## PROBLEM TO SOLVE
Pick out every line in the data below that holds "EURUSD".

Records contained in a dataset
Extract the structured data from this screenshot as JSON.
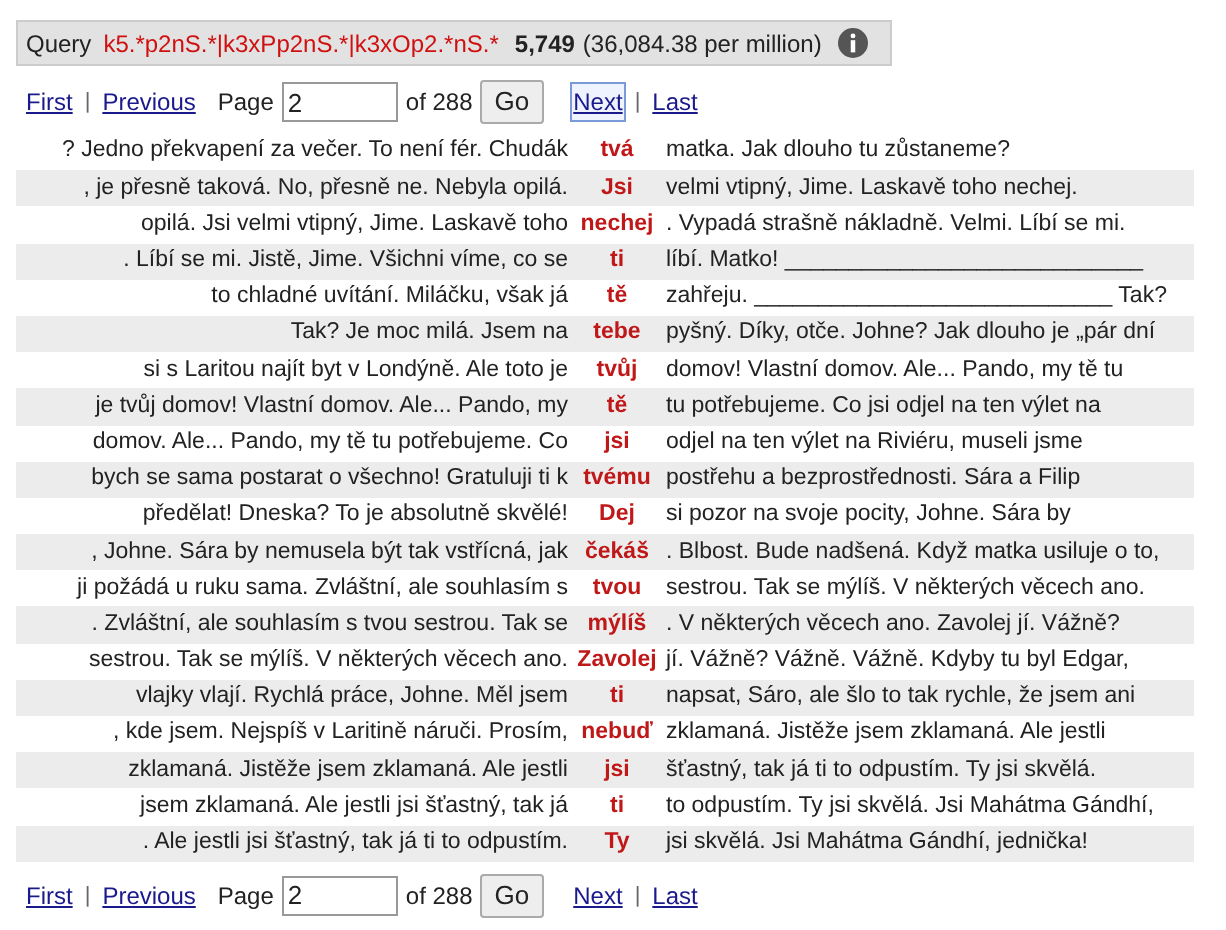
{
  "query": {
    "label": "Query",
    "pattern": "k5.*p2nS.*|k3xPp2nS.*|k3xOp2.*nS.*",
    "count": "5,749",
    "frequency": "(36,084.38 per million)"
  },
  "pagers": [
    {
      "links_before": [
        {
          "label": "First",
          "focused": false
        },
        {
          "label": "Previous",
          "focused": false
        }
      ],
      "page_label": "Page",
      "page_value": "2",
      "of_label": "of 288",
      "go": "Go",
      "links_after": [
        {
          "label": "Next",
          "focused": true
        },
        {
          "label": "Last",
          "focused": false
        }
      ],
      "separator": "|"
    },
    {
      "links_before": [
        {
          "label": "First",
          "focused": false
        },
        {
          "label": "Previous",
          "focused": false
        }
      ],
      "page_label": "Page",
      "page_value": "2",
      "of_label": "of 288",
      "go": "Go",
      "links_after": [
        {
          "label": "Next",
          "focused": false
        },
        {
          "label": "Last",
          "focused": false
        }
      ],
      "separator": "|"
    }
  ],
  "rows": [
    {
      "left": "? Jedno překvapení za večer. To není fér. Chudák",
      "kwic": "tvá",
      "right": "matka. Jak dlouho tu zůstaneme?"
    },
    {
      "left": ", je přesně taková. No, přesně ne. Nebyla opilá.",
      "kwic": "Jsi",
      "right": "velmi vtipný, Jime. Laskavě toho nechej."
    },
    {
      "left": "opilá. Jsi velmi vtipný, Jime. Laskavě toho",
      "kwic": "nechej",
      "right": ". Vypadá strašně nákladně. Velmi. Líbí se mi."
    },
    {
      "left": ". Líbí se mi. Jistě, Jime. Všichni víme, co se",
      "kwic": "ti",
      "right": "líbí. Matko! ____________________________"
    },
    {
      "left": "to chladné uvítání. Miláčku, však já",
      "kwic": "tě",
      "right": "zahřeju. ____________________________ Tak?"
    },
    {
      "left": "Tak? Je moc milá. Jsem na",
      "kwic": "tebe",
      "right": "pyšný. Díky, otče. Johne? Jak dlouho je „pár dní"
    },
    {
      "left": "si s Laritou najít byt v Londýně. Ale toto je",
      "kwic": "tvůj",
      "right": "domov! Vlastní domov. Ale... Pando, my tě tu"
    },
    {
      "left": "je tvůj domov! Vlastní domov. Ale... Pando, my",
      "kwic": "tě",
      "right": "tu potřebujeme. Co jsi odjel na ten výlet na"
    },
    {
      "left": "domov. Ale... Pando, my tě tu potřebujeme. Co",
      "kwic": "jsi",
      "right": "odjel na ten výlet na Riviéru, museli jsme"
    },
    {
      "left": "bych se sama postarat o všechno! Gratuluji ti k",
      "kwic": "tvému",
      "right": "postřehu a bezprostřednosti. Sára a Filip"
    },
    {
      "left": "předělat! Dneska? To je absolutně skvělé!",
      "kwic": "Dej",
      "right": "si pozor na svoje pocity, Johne. Sára by"
    },
    {
      "left": ", Johne. Sára by nemusela být tak vstřícná, jak",
      "kwic": "čekáš",
      "right": ". Blbost. Bude nadšená. Když matka usiluje o to,"
    },
    {
      "left": "ji požádá u ruku sama. Zvláštní, ale souhlasím s",
      "kwic": "tvou",
      "right": "sestrou. Tak se mýlíš. V některých věcech ano."
    },
    {
      "left": ". Zvláštní, ale souhlasím s tvou sestrou. Tak se",
      "kwic": "mýlíš",
      "right": ". V některých věcech ano. Zavolej jí. Vážně?"
    },
    {
      "left": "sestrou. Tak se mýlíš. V některých věcech ano.",
      "kwic": "Zavolej",
      "right": "jí. Vážně? Vážně. Vážně. Kdyby tu byl Edgar,"
    },
    {
      "left": "vlajky vlají. Rychlá práce, Johne. Měl jsem",
      "kwic": "ti",
      "right": "napsat, Sáro, ale šlo to tak rychle, že jsem ani"
    },
    {
      "left": ", kde jsem. Nejspíš v Laritině náruči. Prosím,",
      "kwic": "nebuď",
      "right": "zklamaná. Jistěže jsem zklamaná. Ale jestli"
    },
    {
      "left": "zklamaná. Jistěže jsem zklamaná. Ale jestli",
      "kwic": "jsi",
      "right": "šťastný, tak já ti to odpustím. Ty jsi skvělá."
    },
    {
      "left": "jsem zklamaná. Ale jestli jsi šťastný, tak já",
      "kwic": "ti",
      "right": "to odpustím. Ty jsi skvělá. Jsi Mahátma Gándhí,"
    },
    {
      "left": ". Ale jestli jsi šťastný, tak já ti to odpustím.",
      "kwic": "Ty",
      "right": "jsi skvělá. Jsi Mahátma Gándhí, jednička!"
    }
  ]
}
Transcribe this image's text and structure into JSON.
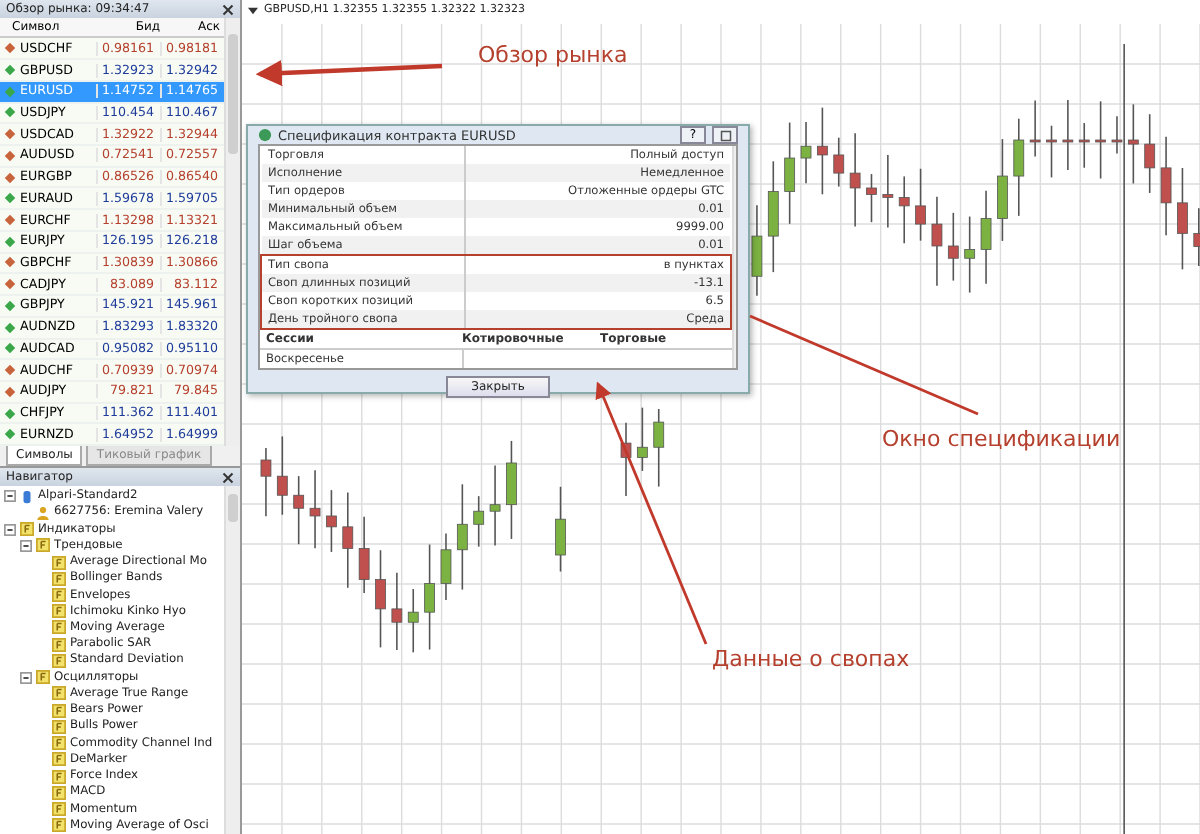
{
  "market_watch": {
    "title": "Обзор рынка: 09:34:47",
    "columns": [
      "Символ",
      "Бид",
      "Аск"
    ],
    "rows": [
      {
        "symbol": "USDCHF",
        "bid": "0.98161",
        "ask": "0.98181",
        "rising": false,
        "selected": false
      },
      {
        "symbol": "GBPUSD",
        "bid": "1.32923",
        "ask": "1.32942",
        "rising": true,
        "selected": false
      },
      {
        "symbol": "EURUSD",
        "bid": "1.14752",
        "ask": "1.14765",
        "rising": true,
        "selected": true
      },
      {
        "symbol": "USDJPY",
        "bid": "110.454",
        "ask": "110.467",
        "rising": true,
        "selected": false
      },
      {
        "symbol": "USDCAD",
        "bid": "1.32922",
        "ask": "1.32944",
        "rising": false,
        "selected": false
      },
      {
        "symbol": "AUDUSD",
        "bid": "0.72541",
        "ask": "0.72557",
        "rising": false,
        "selected": false
      },
      {
        "symbol": "EURGBP",
        "bid": "0.86526",
        "ask": "0.86540",
        "rising": false,
        "selected": false
      },
      {
        "symbol": "EURAUD",
        "bid": "1.59678",
        "ask": "1.59705",
        "rising": true,
        "selected": false
      },
      {
        "symbol": "EURCHF",
        "bid": "1.13298",
        "ask": "1.13321",
        "rising": false,
        "selected": false
      },
      {
        "symbol": "EURJPY",
        "bid": "126.195",
        "ask": "126.218",
        "rising": true,
        "selected": false
      },
      {
        "symbol": "GBPCHF",
        "bid": "1.30839",
        "ask": "1.30866",
        "rising": false,
        "selected": false
      },
      {
        "symbol": "CADJPY",
        "bid": "83.089",
        "ask": "83.112",
        "rising": false,
        "selected": false
      },
      {
        "symbol": "GBPJPY",
        "bid": "145.921",
        "ask": "145.961",
        "rising": true,
        "selected": false
      },
      {
        "symbol": "AUDNZD",
        "bid": "1.83293",
        "ask": "1.83320",
        "rising": true,
        "selected": false
      },
      {
        "symbol": "AUDCAD",
        "bid": "0.95082",
        "ask": "0.95110",
        "rising": true,
        "selected": false
      },
      {
        "symbol": "AUDCHF",
        "bid": "0.70939",
        "ask": "0.70974",
        "rising": false,
        "selected": false
      },
      {
        "symbol": "AUDJPY",
        "bid": "79.821",
        "ask": "79.845",
        "rising": false,
        "selected": false
      },
      {
        "symbol": "CHFJPY",
        "bid": "111.362",
        "ask": "111.401",
        "rising": true,
        "selected": false
      },
      {
        "symbol": "EURNZD",
        "bid": "1.64952",
        "ask": "1.64999",
        "rising": true,
        "selected": false
      }
    ],
    "tabs": [
      {
        "label": "Символы",
        "selected": true
      },
      {
        "label": "Тиковый график",
        "selected": false
      }
    ]
  },
  "navigator": {
    "title": "Навигатор",
    "tree": [
      {
        "kind": "server",
        "label": "Alpari-Standard2",
        "expanded": true,
        "children": [
          {
            "kind": "account",
            "label": "6627756: Eremina Valery"
          }
        ]
      },
      {
        "kind": "folder",
        "label": "Индикаторы",
        "expanded": true,
        "children": [
          {
            "kind": "folder",
            "label": "Трендовые",
            "expanded": true,
            "children": [
              {
                "kind": "indicator",
                "label": "Average Directional Mo"
              },
              {
                "kind": "indicator",
                "label": "Bollinger Bands"
              },
              {
                "kind": "indicator",
                "label": "Envelopes"
              },
              {
                "kind": "indicator",
                "label": "Ichimoku Kinko Hyo"
              },
              {
                "kind": "indicator",
                "label": "Moving Average"
              },
              {
                "kind": "indicator",
                "label": "Parabolic SAR"
              },
              {
                "kind": "indicator",
                "label": "Standard Deviation"
              }
            ]
          },
          {
            "kind": "folder",
            "label": "Осцилляторы",
            "expanded": true,
            "children": [
              {
                "kind": "indicator",
                "label": "Average True Range"
              },
              {
                "kind": "indicator",
                "label": "Bears Power"
              },
              {
                "kind": "indicator",
                "label": "Bulls Power"
              },
              {
                "kind": "indicator",
                "label": "Commodity Channel Ind"
              },
              {
                "kind": "indicator",
                "label": "DeMarker"
              },
              {
                "kind": "indicator",
                "label": "Force Index"
              },
              {
                "kind": "indicator",
                "label": "MACD"
              },
              {
                "kind": "indicator",
                "label": "Momentum"
              },
              {
                "kind": "indicator",
                "label": "Moving Average of Osci"
              }
            ]
          }
        ]
      }
    ]
  },
  "chart": {
    "title": "GBPUSD,H1  1.32355 1.32355 1.32322 1.32323"
  },
  "dialog": {
    "title": "Спецификация контракта EURUSD",
    "help_button": "?",
    "rows": [
      {
        "label": "Торговля",
        "value": "Полный доступ",
        "highlighted": false
      },
      {
        "label": "Исполнение",
        "value": "Немедленное",
        "highlighted": false
      },
      {
        "label": "Тип ордеров",
        "value": "Отложенные ордеры GTC",
        "highlighted": false
      },
      {
        "label": "Минимальный объем",
        "value": "0.01",
        "highlighted": false
      },
      {
        "label": "Максимальный объем",
        "value": "9999.00",
        "highlighted": false
      },
      {
        "label": "Шаг объема",
        "value": "0.01",
        "highlighted": false
      },
      {
        "label": "Тип свопа",
        "value": "в пунктах",
        "highlighted": true
      },
      {
        "label": "Своп длинных позиций",
        "value": "-13.1",
        "highlighted": true
      },
      {
        "label": "Своп коротких позиций",
        "value": "6.5",
        "highlighted": true
      },
      {
        "label": "День тройного свопа",
        "value": "Среда",
        "highlighted": true
      }
    ],
    "session_columns": [
      "Сессии",
      "Котировочные",
      "Торговые"
    ],
    "session_rows": [
      "Воскресенье"
    ],
    "close_button": "Закрыть"
  },
  "annotations": [
    {
      "text": "Обзор рынка"
    },
    {
      "text": "Окно спецификации"
    },
    {
      "text": "Данные о свопах"
    }
  ]
}
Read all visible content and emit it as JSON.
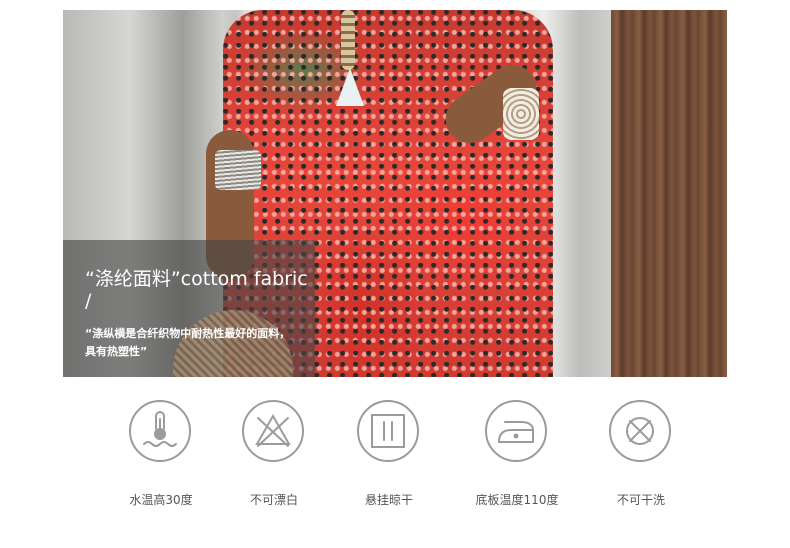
{
  "hero": {
    "title": "“涤纶面料”cottom fabric\n/",
    "description": "“涤纵横是合纤织物中耐热性最好的面料，\n具有热塑性”"
  },
  "care_items": [
    {
      "icon": "water-temperature-icon",
      "label": "水温高30度"
    },
    {
      "icon": "no-bleach-icon",
      "label": "不可漂白"
    },
    {
      "icon": "hang-dry-icon",
      "label": "悬挂晾干"
    },
    {
      "icon": "iron-temperature-icon",
      "label": "底板温度110度"
    },
    {
      "icon": "no-tumble-dry-icon",
      "label": "不可干洗"
    }
  ],
  "colors": {
    "icon_stroke": "#9b9b9b",
    "label_text": "#555555",
    "overlay": "#464646"
  }
}
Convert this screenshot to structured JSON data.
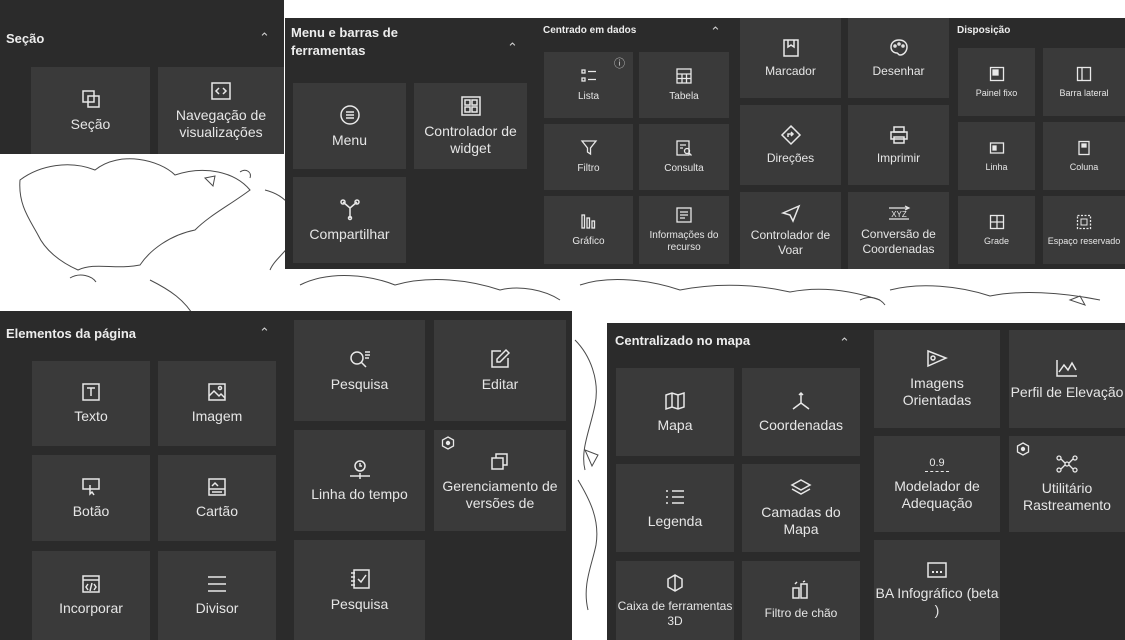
{
  "sections": {
    "secao": {
      "title": "Seção",
      "items": [
        {
          "label": "Seção",
          "icon": "section-icon"
        },
        {
          "label": "Navegação de visualizações",
          "icon": "views-navigation-icon"
        }
      ]
    },
    "menu": {
      "title": "Menu e barras de ferramentas",
      "items": [
        {
          "label": "Menu",
          "icon": "menu-icon"
        },
        {
          "label": "Controlador de widget",
          "icon": "widget-controller-icon"
        },
        {
          "label": "Compartilhar",
          "icon": "share-icon"
        }
      ]
    },
    "dados": {
      "title": "Centrado em dados",
      "items": [
        {
          "label": "Lista",
          "icon": "list-icon"
        },
        {
          "label": "Tabela",
          "icon": "table-icon"
        },
        {
          "label": "Filtro",
          "icon": "filter-icon"
        },
        {
          "label": "Consulta",
          "icon": "query-icon"
        },
        {
          "label": "Gráfico",
          "icon": "chart-icon"
        },
        {
          "label": "Informações do recurso",
          "icon": "feature-info-icon"
        }
      ]
    },
    "misc": {
      "items": [
        {
          "label": "Marcador",
          "icon": "bookmark-icon"
        },
        {
          "label": "Desenhar",
          "icon": "draw-icon"
        },
        {
          "label": "Direções",
          "icon": "directions-icon"
        },
        {
          "label": "Imprimir",
          "icon": "print-icon"
        },
        {
          "label": "Controlador de Voar",
          "icon": "fly-controller-icon"
        },
        {
          "label": "Conversão de Coordenadas",
          "icon": "coordinate-conversion-icon"
        }
      ]
    },
    "disposicao": {
      "title": "Disposição",
      "items": [
        {
          "label": "Painel fixo",
          "icon": "fixed-panel-icon"
        },
        {
          "label": "Barra lateral",
          "icon": "sidebar-icon"
        },
        {
          "label": "Linha",
          "icon": "row-icon"
        },
        {
          "label": "Coluna",
          "icon": "column-icon"
        },
        {
          "label": "Grade",
          "icon": "grid-icon"
        },
        {
          "label": "Espaço reservado",
          "icon": "placeholder-icon"
        }
      ]
    },
    "pagina": {
      "title": "Elementos da página",
      "items": [
        {
          "label": "Texto",
          "icon": "text-icon"
        },
        {
          "label": "Imagem",
          "icon": "image-icon"
        },
        {
          "label": "Botão",
          "icon": "button-icon"
        },
        {
          "label": "Cartão",
          "icon": "card-icon"
        },
        {
          "label": "Incorporar",
          "icon": "embed-icon"
        },
        {
          "label": "Divisor",
          "icon": "divider-icon"
        }
      ]
    },
    "pesquisa": {
      "items": [
        {
          "label": "Pesquisa",
          "icon": "search-icon"
        },
        {
          "label": "Editar",
          "icon": "edit-icon"
        },
        {
          "label": "Linha do tempo",
          "icon": "timeline-icon"
        },
        {
          "label": "Gerenciamento de versões de",
          "icon": "version-management-icon"
        },
        {
          "label": "Pesquisa",
          "icon": "survey-icon"
        }
      ]
    },
    "mapa": {
      "title": "Centralizado no mapa",
      "items": [
        {
          "label": "Mapa",
          "icon": "map-icon"
        },
        {
          "label": "Coordenadas",
          "icon": "coordinates-icon"
        },
        {
          "label": "Legenda",
          "icon": "legend-icon"
        },
        {
          "label": "Camadas do Mapa",
          "icon": "layers-icon"
        },
        {
          "label": "Caixa de ferramentas 3D",
          "icon": "3d-toolbox-icon"
        },
        {
          "label": "Filtro de chão",
          "icon": "ground-filter-icon"
        }
      ]
    },
    "extra": {
      "items": [
        {
          "label": "Imagens Orientadas",
          "icon": "oriented-imagery-icon"
        },
        {
          "label": "Perfil de Elevação",
          "icon": "elevation-profile-icon"
        },
        {
          "label": "Modelador de Adequação",
          "icon": "suitability-modeler-icon",
          "icon_text": "0.9"
        },
        {
          "label": "Utilitário Rastreamento",
          "icon": "utility-trace-icon"
        },
        {
          "label": "BA Infográfico (beta )",
          "icon": "infographic-icon"
        }
      ]
    }
  }
}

## RESULT OF THE TASK
        "symbol": "EURUSD",
    "title": "Спецификация контракта EURUSD",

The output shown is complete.